## [EXERCISE DETAILS]
Some lines in the listing below may include the string "title". How many are there? Give only the number.

## [DATA SUPPLIED]
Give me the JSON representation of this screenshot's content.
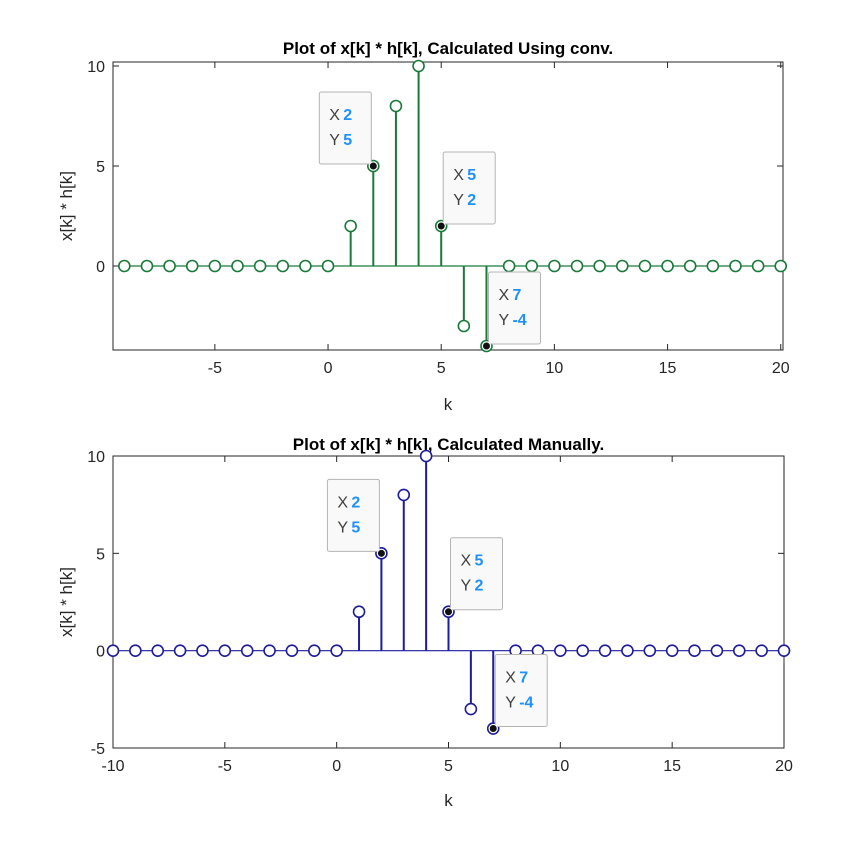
{
  "colors": {
    "background": "#ffffff",
    "axes": "#262626",
    "datatip_value": "#1e90ff",
    "datatip_bg": "#f9f9f9",
    "datatip_border": "#b4b4b4"
  },
  "chart_data": [
    {
      "type": "stem",
      "title": "Plot of x[k] * h[k], Calculated Using conv.",
      "xlabel": "k",
      "ylabel": "x[k] * h[k]",
      "xlim": [
        -9.5,
        20.1
      ],
      "ylim": [
        -4.2,
        10.2
      ],
      "xticks": [
        -5,
        0,
        5,
        10,
        15,
        20
      ],
      "yticks": [
        0,
        5,
        10
      ],
      "xticklabels": [
        "-5",
        "0",
        "5",
        "10",
        "15",
        "20"
      ],
      "yticklabels": [
        "0",
        "5",
        "10"
      ],
      "grid": false,
      "series": [
        {
          "color": "#1a7a3a",
          "x": [
            -9,
            -8,
            -7,
            -6,
            -5,
            -4,
            -3,
            -2,
            -1,
            0,
            1,
            2,
            3,
            4,
            5,
            6,
            7,
            8,
            9,
            10,
            11,
            12,
            13,
            14,
            15,
            16,
            17,
            18,
            19,
            20
          ],
          "y": [
            0,
            0,
            0,
            0,
            0,
            0,
            0,
            0,
            0,
            0,
            2,
            5,
            8,
            10,
            2,
            -3,
            -4,
            0,
            0,
            0,
            0,
            0,
            0,
            0,
            0,
            0,
            0,
            0,
            0,
            0
          ]
        }
      ],
      "datatips": [
        {
          "x": 2,
          "y": 5,
          "x_label": "X",
          "y_label": "Y",
          "x_value": "2",
          "y_value": "5",
          "placement": "top-left"
        },
        {
          "x": 5,
          "y": 2,
          "x_label": "X",
          "y_label": "Y",
          "x_value": "5",
          "y_value": "2",
          "placement": "top-right"
        },
        {
          "x": 7,
          "y": -4,
          "x_label": "X",
          "y_label": "Y",
          "x_value": "7",
          "y_value": "-4",
          "placement": "top-right"
        }
      ]
    },
    {
      "type": "stem",
      "title": "Plot of x[k] * h[k], Calculated Manually.",
      "xlabel": "k",
      "ylabel": "x[k] * h[k]",
      "xlim": [
        -10,
        20
      ],
      "ylim": [
        -5,
        10
      ],
      "xticks": [
        -10,
        -5,
        0,
        5,
        10,
        15,
        20
      ],
      "yticks": [
        -5,
        0,
        5,
        10
      ],
      "xticklabels": [
        "-10",
        "-5",
        "0",
        "5",
        "10",
        "15",
        "20"
      ],
      "yticklabels": [
        "-5",
        "0",
        "5",
        "10"
      ],
      "grid": false,
      "series": [
        {
          "color": "#1c1c9c",
          "x": [
            -10,
            -9,
            -8,
            -7,
            -6,
            -5,
            -4,
            -3,
            -2,
            -1,
            0,
            1,
            2,
            3,
            4,
            5,
            6,
            7,
            8,
            9,
            10,
            11,
            12,
            13,
            14,
            15,
            16,
            17,
            18,
            19,
            20
          ],
          "y": [
            0,
            0,
            0,
            0,
            0,
            0,
            0,
            0,
            0,
            0,
            0,
            2,
            5,
            8,
            10,
            2,
            -3,
            -4,
            0,
            0,
            0,
            0,
            0,
            0,
            0,
            0,
            0,
            0,
            0,
            0,
            0
          ]
        }
      ],
      "datatips": [
        {
          "x": 2,
          "y": 5,
          "x_label": "X",
          "y_label": "Y",
          "x_value": "2",
          "y_value": "5",
          "placement": "top-left"
        },
        {
          "x": 5,
          "y": 2,
          "x_label": "X",
          "y_label": "Y",
          "x_value": "5",
          "y_value": "2",
          "placement": "top-right"
        },
        {
          "x": 7,
          "y": -4,
          "x_label": "X",
          "y_label": "Y",
          "x_value": "7",
          "y_value": "-4",
          "placement": "top-right"
        }
      ]
    }
  ]
}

## [TASK RESULT]
2